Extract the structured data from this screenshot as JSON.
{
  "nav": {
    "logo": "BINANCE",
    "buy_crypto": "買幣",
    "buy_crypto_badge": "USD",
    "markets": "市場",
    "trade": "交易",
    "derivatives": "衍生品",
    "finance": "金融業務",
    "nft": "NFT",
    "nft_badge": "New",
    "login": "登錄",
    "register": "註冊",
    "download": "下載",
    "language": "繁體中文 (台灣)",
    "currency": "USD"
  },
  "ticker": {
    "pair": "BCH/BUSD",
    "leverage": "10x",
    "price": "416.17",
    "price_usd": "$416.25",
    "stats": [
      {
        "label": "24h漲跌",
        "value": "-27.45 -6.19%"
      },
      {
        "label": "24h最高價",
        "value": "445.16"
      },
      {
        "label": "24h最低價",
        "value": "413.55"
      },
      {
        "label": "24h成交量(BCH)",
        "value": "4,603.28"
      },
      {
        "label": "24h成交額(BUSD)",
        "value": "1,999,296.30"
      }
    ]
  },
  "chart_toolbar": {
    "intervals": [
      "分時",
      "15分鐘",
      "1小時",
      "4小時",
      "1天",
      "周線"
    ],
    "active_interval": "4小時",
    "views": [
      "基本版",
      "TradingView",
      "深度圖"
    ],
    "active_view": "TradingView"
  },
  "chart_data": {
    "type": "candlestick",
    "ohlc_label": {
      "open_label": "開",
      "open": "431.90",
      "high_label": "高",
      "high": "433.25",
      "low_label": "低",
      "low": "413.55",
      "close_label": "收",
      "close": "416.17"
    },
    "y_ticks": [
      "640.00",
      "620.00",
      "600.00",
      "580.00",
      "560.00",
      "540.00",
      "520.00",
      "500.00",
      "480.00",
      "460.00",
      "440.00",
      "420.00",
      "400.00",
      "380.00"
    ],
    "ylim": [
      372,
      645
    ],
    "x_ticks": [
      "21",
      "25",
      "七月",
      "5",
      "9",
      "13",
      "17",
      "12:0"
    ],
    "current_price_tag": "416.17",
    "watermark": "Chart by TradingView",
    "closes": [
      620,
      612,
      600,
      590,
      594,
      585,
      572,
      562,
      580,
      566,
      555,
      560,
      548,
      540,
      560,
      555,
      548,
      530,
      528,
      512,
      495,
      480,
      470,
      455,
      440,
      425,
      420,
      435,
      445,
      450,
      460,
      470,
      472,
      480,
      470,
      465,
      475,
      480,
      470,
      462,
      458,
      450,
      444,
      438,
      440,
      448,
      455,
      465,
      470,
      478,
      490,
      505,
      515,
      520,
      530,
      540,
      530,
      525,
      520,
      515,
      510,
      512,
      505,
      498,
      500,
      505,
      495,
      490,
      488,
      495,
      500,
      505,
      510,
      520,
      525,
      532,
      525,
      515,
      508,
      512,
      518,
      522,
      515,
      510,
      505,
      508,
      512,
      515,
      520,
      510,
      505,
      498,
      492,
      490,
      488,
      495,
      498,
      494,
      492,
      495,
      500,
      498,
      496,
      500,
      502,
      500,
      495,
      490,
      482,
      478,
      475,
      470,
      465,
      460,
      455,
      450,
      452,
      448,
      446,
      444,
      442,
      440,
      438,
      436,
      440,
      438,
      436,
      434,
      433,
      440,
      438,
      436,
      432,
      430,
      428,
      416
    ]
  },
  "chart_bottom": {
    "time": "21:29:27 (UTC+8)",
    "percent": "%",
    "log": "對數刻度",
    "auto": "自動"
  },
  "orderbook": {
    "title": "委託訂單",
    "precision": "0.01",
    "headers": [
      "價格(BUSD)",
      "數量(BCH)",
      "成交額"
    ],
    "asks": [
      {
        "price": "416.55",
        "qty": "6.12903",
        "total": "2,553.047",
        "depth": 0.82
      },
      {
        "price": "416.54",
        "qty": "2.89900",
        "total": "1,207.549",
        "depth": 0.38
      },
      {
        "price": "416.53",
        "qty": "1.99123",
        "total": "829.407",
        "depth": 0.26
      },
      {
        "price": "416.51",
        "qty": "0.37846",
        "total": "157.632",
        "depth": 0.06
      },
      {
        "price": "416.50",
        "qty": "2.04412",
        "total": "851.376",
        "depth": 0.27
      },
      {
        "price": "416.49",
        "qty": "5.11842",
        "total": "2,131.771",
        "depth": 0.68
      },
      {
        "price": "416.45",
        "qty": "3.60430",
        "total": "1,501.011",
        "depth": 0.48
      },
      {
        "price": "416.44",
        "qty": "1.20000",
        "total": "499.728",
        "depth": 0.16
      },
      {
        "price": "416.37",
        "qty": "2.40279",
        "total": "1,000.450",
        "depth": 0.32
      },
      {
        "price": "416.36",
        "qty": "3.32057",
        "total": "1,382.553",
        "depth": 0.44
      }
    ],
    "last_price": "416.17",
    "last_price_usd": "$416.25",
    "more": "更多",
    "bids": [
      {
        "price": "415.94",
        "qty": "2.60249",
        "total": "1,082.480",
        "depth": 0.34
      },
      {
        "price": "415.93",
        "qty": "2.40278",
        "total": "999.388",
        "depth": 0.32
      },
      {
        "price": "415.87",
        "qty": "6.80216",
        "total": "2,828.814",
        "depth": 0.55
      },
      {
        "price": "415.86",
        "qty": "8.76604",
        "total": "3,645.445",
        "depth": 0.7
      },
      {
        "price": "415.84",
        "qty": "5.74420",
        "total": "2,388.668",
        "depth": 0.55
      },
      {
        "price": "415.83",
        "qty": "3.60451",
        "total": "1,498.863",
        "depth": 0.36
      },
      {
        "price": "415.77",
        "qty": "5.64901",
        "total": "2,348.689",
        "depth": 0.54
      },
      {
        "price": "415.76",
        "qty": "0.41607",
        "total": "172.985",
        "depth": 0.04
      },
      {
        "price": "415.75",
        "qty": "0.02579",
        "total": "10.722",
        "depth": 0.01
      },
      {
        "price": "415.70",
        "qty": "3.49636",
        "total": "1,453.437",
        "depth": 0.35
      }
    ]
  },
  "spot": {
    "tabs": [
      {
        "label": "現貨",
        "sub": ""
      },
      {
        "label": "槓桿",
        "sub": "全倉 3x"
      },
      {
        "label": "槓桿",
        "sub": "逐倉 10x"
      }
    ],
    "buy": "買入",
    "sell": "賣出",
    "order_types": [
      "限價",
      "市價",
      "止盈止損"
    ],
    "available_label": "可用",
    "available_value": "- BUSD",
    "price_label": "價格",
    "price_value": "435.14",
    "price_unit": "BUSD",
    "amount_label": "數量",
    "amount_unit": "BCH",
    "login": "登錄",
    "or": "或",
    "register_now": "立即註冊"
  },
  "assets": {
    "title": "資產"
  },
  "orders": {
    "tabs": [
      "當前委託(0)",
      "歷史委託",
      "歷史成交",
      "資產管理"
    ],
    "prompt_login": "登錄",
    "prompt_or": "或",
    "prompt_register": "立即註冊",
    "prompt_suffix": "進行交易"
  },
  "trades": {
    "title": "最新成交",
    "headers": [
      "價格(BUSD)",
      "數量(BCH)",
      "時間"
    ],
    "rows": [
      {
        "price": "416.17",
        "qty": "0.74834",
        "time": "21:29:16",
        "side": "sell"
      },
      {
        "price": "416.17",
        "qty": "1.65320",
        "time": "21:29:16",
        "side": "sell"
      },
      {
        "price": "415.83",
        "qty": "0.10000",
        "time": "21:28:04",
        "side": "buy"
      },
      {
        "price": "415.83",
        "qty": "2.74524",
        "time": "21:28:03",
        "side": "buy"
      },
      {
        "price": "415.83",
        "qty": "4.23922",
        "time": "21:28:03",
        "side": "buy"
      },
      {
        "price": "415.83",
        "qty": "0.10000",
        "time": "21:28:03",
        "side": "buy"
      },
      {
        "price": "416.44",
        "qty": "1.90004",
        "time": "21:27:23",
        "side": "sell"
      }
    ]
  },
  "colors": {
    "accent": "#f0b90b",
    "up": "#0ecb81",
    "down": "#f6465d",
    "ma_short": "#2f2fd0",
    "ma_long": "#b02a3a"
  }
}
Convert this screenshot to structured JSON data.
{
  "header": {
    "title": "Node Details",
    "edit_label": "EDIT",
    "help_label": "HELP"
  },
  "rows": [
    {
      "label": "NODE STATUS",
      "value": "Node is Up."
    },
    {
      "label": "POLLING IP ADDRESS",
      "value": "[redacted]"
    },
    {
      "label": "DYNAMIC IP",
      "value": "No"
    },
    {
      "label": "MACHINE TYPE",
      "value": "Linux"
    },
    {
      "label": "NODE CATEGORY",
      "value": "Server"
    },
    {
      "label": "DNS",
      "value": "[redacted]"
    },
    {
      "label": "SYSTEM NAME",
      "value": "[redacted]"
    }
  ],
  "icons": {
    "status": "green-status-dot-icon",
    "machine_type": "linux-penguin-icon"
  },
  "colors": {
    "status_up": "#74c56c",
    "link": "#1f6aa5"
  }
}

──────────────────────────────

• _Work to do_
Return, word for word, every line from the line with "Convert this screenshot" to the final line of the data.

• _Task result_
Convert this screenshot to structured JSON data.
{
  "header": {
    "title": "Node Details",
    "edit_label": "EDIT",
    "help_label": "HELP"
  },
  "rows": [
    {
      "label": "NODE STATUS",
      "value": "Node is Up."
    },
    {
      "label": "POLLING IP ADDRESS",
      "value": "[redacted]"
    },
    {
      "label": "DYNAMIC IP",
      "value": "No"
    },
    {
      "label": "MACHINE TYPE",
      "value": "Linux"
    },
    {
      "label": "NODE CATEGORY",
      "value": "Server"
    },
    {
      "label": "DNS",
      "value": "[redacted]"
    },
    {
      "label": "SYSTEM NAME",
      "value": "[redacted]"
    }
  ],
  "icons": {
    "status": "green-status-dot-icon",
    "machine_type": "linux-penguin-icon"
  },
  "colors": {
    "status_up": "#74c56c",
    "link": "#1f6aa5"
  }
}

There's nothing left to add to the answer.